WHAT YOU ARE ASKED TO DO —
Please write out the material that follows, exactly as it stands.

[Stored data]
/---
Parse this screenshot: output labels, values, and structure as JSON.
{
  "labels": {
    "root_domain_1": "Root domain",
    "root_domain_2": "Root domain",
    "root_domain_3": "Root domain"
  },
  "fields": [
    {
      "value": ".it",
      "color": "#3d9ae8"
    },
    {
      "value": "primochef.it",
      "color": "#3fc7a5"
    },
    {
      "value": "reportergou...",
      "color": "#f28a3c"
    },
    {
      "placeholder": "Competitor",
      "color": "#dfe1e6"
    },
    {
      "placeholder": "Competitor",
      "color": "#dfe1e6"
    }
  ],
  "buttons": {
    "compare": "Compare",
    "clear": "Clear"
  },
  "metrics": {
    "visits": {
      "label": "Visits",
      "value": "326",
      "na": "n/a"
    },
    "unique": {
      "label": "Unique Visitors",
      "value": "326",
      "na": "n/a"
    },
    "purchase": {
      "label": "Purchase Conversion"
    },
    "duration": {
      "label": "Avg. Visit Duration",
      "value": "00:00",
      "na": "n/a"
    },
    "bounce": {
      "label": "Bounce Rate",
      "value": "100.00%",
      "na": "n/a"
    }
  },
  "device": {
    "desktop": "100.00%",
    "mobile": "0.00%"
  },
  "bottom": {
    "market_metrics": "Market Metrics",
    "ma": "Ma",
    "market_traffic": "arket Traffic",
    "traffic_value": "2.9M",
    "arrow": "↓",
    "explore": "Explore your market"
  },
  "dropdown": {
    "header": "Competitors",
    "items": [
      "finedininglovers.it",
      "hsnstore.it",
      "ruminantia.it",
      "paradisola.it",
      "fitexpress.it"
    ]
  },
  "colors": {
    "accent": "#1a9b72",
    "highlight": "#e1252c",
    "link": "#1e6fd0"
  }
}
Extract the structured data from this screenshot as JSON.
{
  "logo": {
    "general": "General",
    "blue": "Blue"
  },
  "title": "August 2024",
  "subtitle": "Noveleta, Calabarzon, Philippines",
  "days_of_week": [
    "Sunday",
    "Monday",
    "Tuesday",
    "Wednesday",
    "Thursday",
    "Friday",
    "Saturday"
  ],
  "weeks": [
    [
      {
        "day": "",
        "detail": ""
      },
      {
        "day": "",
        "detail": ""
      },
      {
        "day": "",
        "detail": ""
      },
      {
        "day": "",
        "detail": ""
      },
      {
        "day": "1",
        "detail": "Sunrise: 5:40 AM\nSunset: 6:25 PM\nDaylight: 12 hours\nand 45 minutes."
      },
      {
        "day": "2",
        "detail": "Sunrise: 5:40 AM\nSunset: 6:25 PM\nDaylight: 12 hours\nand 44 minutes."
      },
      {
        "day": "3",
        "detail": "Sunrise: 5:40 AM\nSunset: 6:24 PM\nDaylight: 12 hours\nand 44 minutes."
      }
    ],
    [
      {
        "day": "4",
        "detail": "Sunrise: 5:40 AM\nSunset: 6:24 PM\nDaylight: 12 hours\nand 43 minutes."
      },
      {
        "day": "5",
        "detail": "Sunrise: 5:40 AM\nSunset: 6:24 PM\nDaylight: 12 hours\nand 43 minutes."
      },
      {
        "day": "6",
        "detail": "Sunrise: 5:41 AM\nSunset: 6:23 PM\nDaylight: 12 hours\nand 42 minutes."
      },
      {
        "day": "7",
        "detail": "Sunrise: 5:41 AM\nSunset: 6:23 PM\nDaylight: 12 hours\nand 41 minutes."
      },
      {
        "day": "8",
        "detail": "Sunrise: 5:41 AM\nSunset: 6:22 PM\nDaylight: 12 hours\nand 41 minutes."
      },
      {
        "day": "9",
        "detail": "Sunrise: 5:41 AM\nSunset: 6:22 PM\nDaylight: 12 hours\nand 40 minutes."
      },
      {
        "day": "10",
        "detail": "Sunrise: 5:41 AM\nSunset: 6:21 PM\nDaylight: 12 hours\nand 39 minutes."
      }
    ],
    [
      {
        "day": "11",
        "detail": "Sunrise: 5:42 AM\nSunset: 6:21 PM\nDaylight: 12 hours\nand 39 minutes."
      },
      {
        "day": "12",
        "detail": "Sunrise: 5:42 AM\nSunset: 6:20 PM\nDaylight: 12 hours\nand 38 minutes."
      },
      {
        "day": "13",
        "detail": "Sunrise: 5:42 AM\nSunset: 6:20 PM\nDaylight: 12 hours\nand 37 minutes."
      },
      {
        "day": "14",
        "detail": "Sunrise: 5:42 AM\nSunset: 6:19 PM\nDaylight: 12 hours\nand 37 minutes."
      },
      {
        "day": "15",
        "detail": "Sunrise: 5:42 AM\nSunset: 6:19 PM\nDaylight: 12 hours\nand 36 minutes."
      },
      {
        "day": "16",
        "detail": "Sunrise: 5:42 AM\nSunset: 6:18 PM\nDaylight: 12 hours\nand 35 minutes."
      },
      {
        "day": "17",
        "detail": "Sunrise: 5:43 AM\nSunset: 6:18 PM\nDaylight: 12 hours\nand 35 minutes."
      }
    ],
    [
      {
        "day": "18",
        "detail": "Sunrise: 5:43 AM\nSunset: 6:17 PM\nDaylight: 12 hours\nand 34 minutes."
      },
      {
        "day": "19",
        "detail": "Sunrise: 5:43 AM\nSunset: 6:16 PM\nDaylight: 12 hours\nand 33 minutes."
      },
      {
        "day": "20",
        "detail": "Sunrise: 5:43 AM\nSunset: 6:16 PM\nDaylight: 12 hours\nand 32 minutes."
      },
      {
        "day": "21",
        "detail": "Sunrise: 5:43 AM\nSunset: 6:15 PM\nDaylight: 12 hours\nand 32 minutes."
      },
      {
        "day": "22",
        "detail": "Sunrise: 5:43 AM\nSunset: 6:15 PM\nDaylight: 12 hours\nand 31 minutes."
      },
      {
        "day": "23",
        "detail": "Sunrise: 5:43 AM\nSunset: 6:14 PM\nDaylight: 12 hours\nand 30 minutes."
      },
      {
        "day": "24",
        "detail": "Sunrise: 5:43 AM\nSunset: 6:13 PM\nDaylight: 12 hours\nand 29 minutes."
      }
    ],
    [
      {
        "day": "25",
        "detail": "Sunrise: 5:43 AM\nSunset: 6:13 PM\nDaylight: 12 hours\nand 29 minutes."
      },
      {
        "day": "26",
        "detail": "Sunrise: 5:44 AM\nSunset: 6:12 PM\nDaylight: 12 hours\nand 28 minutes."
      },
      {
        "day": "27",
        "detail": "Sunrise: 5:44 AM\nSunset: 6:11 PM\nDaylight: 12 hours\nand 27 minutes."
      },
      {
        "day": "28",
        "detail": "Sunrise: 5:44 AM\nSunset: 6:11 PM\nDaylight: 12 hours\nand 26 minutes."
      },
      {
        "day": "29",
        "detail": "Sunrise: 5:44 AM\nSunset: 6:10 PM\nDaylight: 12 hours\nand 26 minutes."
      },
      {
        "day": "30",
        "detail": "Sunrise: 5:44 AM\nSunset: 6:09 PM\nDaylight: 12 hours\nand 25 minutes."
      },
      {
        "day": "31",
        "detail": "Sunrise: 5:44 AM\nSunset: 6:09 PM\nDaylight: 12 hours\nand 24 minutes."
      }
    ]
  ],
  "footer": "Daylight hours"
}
\---
SOLUTION FOR THIS TASK —
Parse this screenshot: output labels, values, and structure as JSON.
{
  "labels": {
    "root_domain_1": "Root domain",
    "root_domain_2": "Root domain",
    "root_domain_3": "Root domain"
  },
  "fields": [
    {
      "value": ".it",
      "color": "#3d9ae8"
    },
    {
      "value": "primochef.it",
      "color": "#3fc7a5"
    },
    {
      "value": "reportergou...",
      "color": "#f28a3c"
    },
    {
      "placeholder": "Competitor",
      "color": "#dfe1e6"
    },
    {
      "placeholder": "Competitor",
      "color": "#dfe1e6"
    }
  ],
  "buttons": {
    "compare": "Compare",
    "clear": "Clear"
  },
  "metrics": {
    "visits": {
      "label": "Visits",
      "value": "326",
      "na": "n/a"
    },
    "unique": {
      "label": "Unique Visitors",
      "value": "326",
      "na": "n/a"
    },
    "purchase": {
      "label": "Purchase Conversion"
    },
    "duration": {
      "label": "Avg. Visit Duration",
      "value": "00:00",
      "na": "n/a"
    },
    "bounce": {
      "label": "Bounce Rate",
      "value": "100.00%",
      "na": "n/a"
    }
  },
  "device": {
    "desktop": "100.00%",
    "mobile": "0.00%"
  },
  "bottom": {
    "market_metrics": "Market Metrics",
    "ma": "Ma",
    "market_traffic": "arket Traffic",
    "traffic_value": "2.9M",
    "arrow": "↓",
    "explore": "Explore your market"
  },
  "dropdown": {
    "header": "Competitors",
    "items": [
      "finedininglovers.it",
      "hsnstore.it",
      "ruminantia.it",
      "paradisola.it",
      "fitexpress.it"
    ]
  },
  "colors": {
    "accent": "#1a9b72",
    "highlight": "#e1252c",
    "link": "#1e6fd0"
  }
}
Extract the structured data from this screenshot as JSON.
{
  "logo": {
    "general": "General",
    "blue": "Blue"
  },
  "title": "August 2024",
  "subtitle": "Noveleta, Calabarzon, Philippines",
  "days_of_week": [
    "Sunday",
    "Monday",
    "Tuesday",
    "Wednesday",
    "Thursday",
    "Friday",
    "Saturday"
  ],
  "weeks": [
    [
      {
        "day": "",
        "detail": ""
      },
      {
        "day": "",
        "detail": ""
      },
      {
        "day": "",
        "detail": ""
      },
      {
        "day": "",
        "detail": ""
      },
      {
        "day": "1",
        "detail": "Sunrise: 5:40 AM\nSunset: 6:25 PM\nDaylight: 12 hours\nand 45 minutes."
      },
      {
        "day": "2",
        "detail": "Sunrise: 5:40 AM\nSunset: 6:25 PM\nDaylight: 12 hours\nand 44 minutes."
      },
      {
        "day": "3",
        "detail": "Sunrise: 5:40 AM\nSunset: 6:24 PM\nDaylight: 12 hours\nand 44 minutes."
      }
    ],
    [
      {
        "day": "4",
        "detail": "Sunrise: 5:40 AM\nSunset: 6:24 PM\nDaylight: 12 hours\nand 43 minutes."
      },
      {
        "day": "5",
        "detail": "Sunrise: 5:40 AM\nSunset: 6:24 PM\nDaylight: 12 hours\nand 43 minutes."
      },
      {
        "day": "6",
        "detail": "Sunrise: 5:41 AM\nSunset: 6:23 PM\nDaylight: 12 hours\nand 42 minutes."
      },
      {
        "day": "7",
        "detail": "Sunrise: 5:41 AM\nSunset: 6:23 PM\nDaylight: 12 hours\nand 41 minutes."
      },
      {
        "day": "8",
        "detail": "Sunrise: 5:41 AM\nSunset: 6:22 PM\nDaylight: 12 hours\nand 41 minutes."
      },
      {
        "day": "9",
        "detail": "Sunrise: 5:41 AM\nSunset: 6:22 PM\nDaylight: 12 hours\nand 40 minutes."
      },
      {
        "day": "10",
        "detail": "Sunrise: 5:41 AM\nSunset: 6:21 PM\nDaylight: 12 hours\nand 39 minutes."
      }
    ],
    [
      {
        "day": "11",
        "detail": "Sunrise: 5:42 AM\nSunset: 6:21 PM\nDaylight: 12 hours\nand 39 minutes."
      },
      {
        "day": "12",
        "detail": "Sunrise: 5:42 AM\nSunset: 6:20 PM\nDaylight: 12 hours\nand 38 minutes."
      },
      {
        "day": "13",
        "detail": "Sunrise: 5:42 AM\nSunset: 6:20 PM\nDaylight: 12 hours\nand 37 minutes."
      },
      {
        "day": "14",
        "detail": "Sunrise: 5:42 AM\nSunset: 6:19 PM\nDaylight: 12 hours\nand 37 minutes."
      },
      {
        "day": "15",
        "detail": "Sunrise: 5:42 AM\nSunset: 6:19 PM\nDaylight: 12 hours\nand 36 minutes."
      },
      {
        "day": "16",
        "detail": "Sunrise: 5:42 AM\nSunset: 6:18 PM\nDaylight: 12 hours\nand 35 minutes."
      },
      {
        "day": "17",
        "detail": "Sunrise: 5:43 AM\nSunset: 6:18 PM\nDaylight: 12 hours\nand 35 minutes."
      }
    ],
    [
      {
        "day": "18",
        "detail": "Sunrise: 5:43 AM\nSunset: 6:17 PM\nDaylight: 12 hours\nand 34 minutes."
      },
      {
        "day": "19",
        "detail": "Sunrise: 5:43 AM\nSunset: 6:16 PM\nDaylight: 12 hours\nand 33 minutes."
      },
      {
        "day": "20",
        "detail": "Sunrise: 5:43 AM\nSunset: 6:16 PM\nDaylight: 12 hours\nand 32 minutes."
      },
      {
        "day": "21",
        "detail": "Sunrise: 5:43 AM\nSunset: 6:15 PM\nDaylight: 12 hours\nand 32 minutes."
      },
      {
        "day": "22",
        "detail": "Sunrise: 5:43 AM\nSunset: 6:15 PM\nDaylight: 12 hours\nand 31 minutes."
      },
      {
        "day": "23",
        "detail": "Sunrise: 5:43 AM\nSunset: 6:14 PM\nDaylight: 12 hours\nand 30 minutes."
      },
      {
        "day": "24",
        "detail": "Sunrise: 5:43 AM\nSunset: 6:13 PM\nDaylight: 12 hours\nand 29 minutes."
      }
    ],
    [
      {
        "day": "25",
        "detail": "Sunrise: 5:43 AM\nSunset: 6:13 PM\nDaylight: 12 hours\nand 29 minutes."
      },
      {
        "day": "26",
        "detail": "Sunrise: 5:44 AM\nSunset: 6:12 PM\nDaylight: 12 hours\nand 28 minutes."
      },
      {
        "day": "27",
        "detail": "Sunrise: 5:44 AM\nSunset: 6:11 PM\nDaylight: 12 hours\nand 27 minutes."
      },
      {
        "day": "28",
        "detail": "Sunrise: 5:44 AM\nSunset: 6:11 PM\nDaylight: 12 hours\nand 26 minutes."
      },
      {
        "day": "29",
        "detail": "Sunrise: 5:44 AM\nSunset: 6:10 PM\nDaylight: 12 hours\nand 26 minutes."
      },
      {
        "day": "30",
        "detail": "Sunrise: 5:44 AM\nSunset: 6:09 PM\nDaylight: 12 hours\nand 25 minutes."
      },
      {
        "day": "31",
        "detail": "Sunrise: 5:44 AM\nSunset: 6:09 PM\nDaylight: 12 hours\nand 24 minutes."
      }
    ]
  ],
  "footer": "Daylight hours"
}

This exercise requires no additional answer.